» Written problem: Reproduce each line of the listing exactly.

[Data records]
□ □ □ □ □

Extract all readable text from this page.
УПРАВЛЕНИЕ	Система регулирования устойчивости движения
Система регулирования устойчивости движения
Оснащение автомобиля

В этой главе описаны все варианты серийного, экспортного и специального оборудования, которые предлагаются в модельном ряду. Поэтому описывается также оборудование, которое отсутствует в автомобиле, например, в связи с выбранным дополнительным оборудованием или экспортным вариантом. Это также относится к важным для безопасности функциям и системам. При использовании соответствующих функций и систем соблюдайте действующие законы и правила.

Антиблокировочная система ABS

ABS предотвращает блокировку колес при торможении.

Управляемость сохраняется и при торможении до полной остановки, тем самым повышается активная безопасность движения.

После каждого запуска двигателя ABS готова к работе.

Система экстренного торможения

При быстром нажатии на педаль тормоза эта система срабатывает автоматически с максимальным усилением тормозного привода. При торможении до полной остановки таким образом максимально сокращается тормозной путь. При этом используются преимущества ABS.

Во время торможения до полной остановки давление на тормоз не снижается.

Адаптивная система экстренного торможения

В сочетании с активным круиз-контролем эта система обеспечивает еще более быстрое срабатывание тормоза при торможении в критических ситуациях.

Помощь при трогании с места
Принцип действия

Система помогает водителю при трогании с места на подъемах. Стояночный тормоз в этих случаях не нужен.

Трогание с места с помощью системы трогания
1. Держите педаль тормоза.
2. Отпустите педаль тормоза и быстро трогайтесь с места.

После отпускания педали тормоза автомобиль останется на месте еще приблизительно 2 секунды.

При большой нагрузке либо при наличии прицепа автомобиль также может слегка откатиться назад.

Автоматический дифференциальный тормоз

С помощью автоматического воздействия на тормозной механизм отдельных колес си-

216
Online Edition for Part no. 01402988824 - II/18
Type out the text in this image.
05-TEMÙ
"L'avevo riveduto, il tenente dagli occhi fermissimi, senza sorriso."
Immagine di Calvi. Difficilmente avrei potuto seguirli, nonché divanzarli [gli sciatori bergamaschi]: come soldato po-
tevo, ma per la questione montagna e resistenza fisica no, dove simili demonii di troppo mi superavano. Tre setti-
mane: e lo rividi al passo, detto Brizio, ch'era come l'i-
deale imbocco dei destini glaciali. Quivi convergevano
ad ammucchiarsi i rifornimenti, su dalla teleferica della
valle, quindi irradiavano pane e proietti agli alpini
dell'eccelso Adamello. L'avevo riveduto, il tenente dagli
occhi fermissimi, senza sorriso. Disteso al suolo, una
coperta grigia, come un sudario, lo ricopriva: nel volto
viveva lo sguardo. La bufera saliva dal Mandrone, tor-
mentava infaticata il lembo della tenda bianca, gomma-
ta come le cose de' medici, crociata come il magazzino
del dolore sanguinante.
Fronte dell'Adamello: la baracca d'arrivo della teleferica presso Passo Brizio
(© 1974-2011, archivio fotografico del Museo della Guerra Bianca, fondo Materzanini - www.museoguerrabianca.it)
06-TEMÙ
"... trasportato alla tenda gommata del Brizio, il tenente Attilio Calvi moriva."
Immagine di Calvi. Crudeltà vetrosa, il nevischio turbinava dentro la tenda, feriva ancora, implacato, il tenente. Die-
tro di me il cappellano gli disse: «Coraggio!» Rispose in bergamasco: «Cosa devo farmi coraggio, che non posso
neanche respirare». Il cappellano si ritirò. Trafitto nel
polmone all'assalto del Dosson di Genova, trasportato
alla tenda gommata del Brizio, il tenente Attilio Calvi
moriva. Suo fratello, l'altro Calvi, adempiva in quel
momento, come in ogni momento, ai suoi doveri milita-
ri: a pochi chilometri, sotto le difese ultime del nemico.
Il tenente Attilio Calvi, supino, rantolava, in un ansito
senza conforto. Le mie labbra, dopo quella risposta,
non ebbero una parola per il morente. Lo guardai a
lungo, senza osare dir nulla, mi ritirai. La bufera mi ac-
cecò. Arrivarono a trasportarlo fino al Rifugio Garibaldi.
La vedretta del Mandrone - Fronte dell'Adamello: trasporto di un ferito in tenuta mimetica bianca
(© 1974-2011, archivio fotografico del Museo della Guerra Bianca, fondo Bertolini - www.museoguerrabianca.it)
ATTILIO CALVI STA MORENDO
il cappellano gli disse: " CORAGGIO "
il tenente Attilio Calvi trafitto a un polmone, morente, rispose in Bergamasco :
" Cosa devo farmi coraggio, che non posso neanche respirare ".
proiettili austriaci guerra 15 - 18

□ □ □ □ □

» Response to this exercise:
Extract all readable text from this page.
УПРАВЛЕНИЕ	Система регулирования устойчивости движения
Система регулирования устойчивости движения
Оснащение автомобиля

В этой главе описаны все варианты серийного, экспортного и специального оборудования, которые предлагаются в модельном ряду. Поэтому описывается также оборудование, которое отсутствует в автомобиле, например, в связи с выбранным дополнительным оборудованием или экспортным вариантом. Это также относится к важным для безопасности функциям и системам. При использовании соответствующих функций и систем соблюдайте действующие законы и правила.

Антиблокировочная система ABS

ABS предотвращает блокировку колес при торможении.

Управляемость сохраняется и при торможении до полной остановки, тем самым повышается активная безопасность движения.

После каждого запуска двигателя ABS готова к работе.

Система экстренного торможения

При быстром нажатии на педаль тормоза эта система срабатывает автоматически с максимальным усилением тормозного привода. При торможении до полной остановки таким образом максимально сокращается тормозной путь. При этом используются преимущества ABS.

Во время торможения до полной остановки давление на тормоз не снижается.

Адаптивная система экстренного торможения

В сочетании с активным круиз-контролем эта система обеспечивает еще более быстрое срабатывание тормоза при торможении в критических ситуациях.

Помощь при трогании с места
Принцип действия

Система помогает водителю при трогании с места на подъемах. Стояночный тормоз в этих случаях не нужен.

Трогание с места с помощью системы трогания
1. Держите педаль тормоза.
2. Отпустите педаль тормоза и быстро трогайтесь с места.

После отпускания педали тормоза автомобиль останется на месте еще приблизительно 2 секунды.

При большой нагрузке либо при наличии прицепа автомобиль также может слегка откатиться назад.

Автоматический дифференциальный тормоз

С помощью автоматического воздействия на тормозной механизм отдельных колес си-

216
Online Edition for Part no. 01402988824 - II/18
Type out the text in this image.
05-TEMÙ
"L'avevo riveduto, il tenente dagli occhi fermissimi, senza sorriso."
Immagine di Calvi. Difficilmente avrei potuto seguirli, nonché divanzarli [gli sciatori bergamaschi]: come soldato po-
tevo, ma per la questione montagna e resistenza fisica no, dove simili demonii di troppo mi superavano. Tre setti-
mane: e lo rividi al passo, detto Brizio, ch'era come l'i-
deale imbocco dei destini glaciali. Quivi convergevano
ad ammucchiarsi i rifornimenti, su dalla teleferica della
valle, quindi irradiavano pane e proietti agli alpini
dell'eccelso Adamello. L'avevo riveduto, il tenente dagli
occhi fermissimi, senza sorriso. Disteso al suolo, una
coperta grigia, come un sudario, lo ricopriva: nel volto
viveva lo sguardo. La bufera saliva dal Mandrone, tor-
mentava infaticata il lembo della tenda bianca, gomma-
ta come le cose de' medici, crociata come il magazzino
del dolore sanguinante.
Fronte dell'Adamello: la baracca d'arrivo della teleferica presso Passo Brizio
(© 1974-2011, archivio fotografico del Museo della Guerra Bianca, fondo Materzanini - www.museoguerrabianca.it)
06-TEMÙ
"... trasportato alla tenda gommata del Brizio, il tenente Attilio Calvi moriva."
Immagine di Calvi. Crudeltà vetrosa, il nevischio turbinava dentro la tenda, feriva ancora, implacato, il tenente. Die-
tro di me il cappellano gli disse: «Coraggio!» Rispose in bergamasco: «Cosa devo farmi coraggio, che non posso
neanche respirare». Il cappellano si ritirò. Trafitto nel
polmone all'assalto del Dosson di Genova, trasportato
alla tenda gommata del Brizio, il tenente Attilio Calvi
moriva. Suo fratello, l'altro Calvi, adempiva in quel
momento, come in ogni momento, ai suoi doveri milita-
ri: a pochi chilometri, sotto le difese ultime del nemico.
Il tenente Attilio Calvi, supino, rantolava, in un ansito
senza conforto. Le mie labbra, dopo quella risposta,
non ebbero una parola per il morente. Lo guardai a
lungo, senza osare dir nulla, mi ritirai. La bufera mi ac-
cecò. Arrivarono a trasportarlo fino al Rifugio Garibaldi.
La vedretta del Mandrone - Fronte dell'Adamello: trasporto di un ferito in tenuta mimetica bianca
(© 1974-2011, archivio fotografico del Museo della Guerra Bianca, fondo Bertolini - www.museoguerrabianca.it)
ATTILIO CALVI STA MORENDO
il cappellano gli disse: " CORAGGIO "
il tenente Attilio Calvi trafitto a un polmone, morente, rispose in Bergamasco :
" Cosa devo farmi coraggio, che non posso neanche respirare ".
proiettili austriaci guerra 15 - 18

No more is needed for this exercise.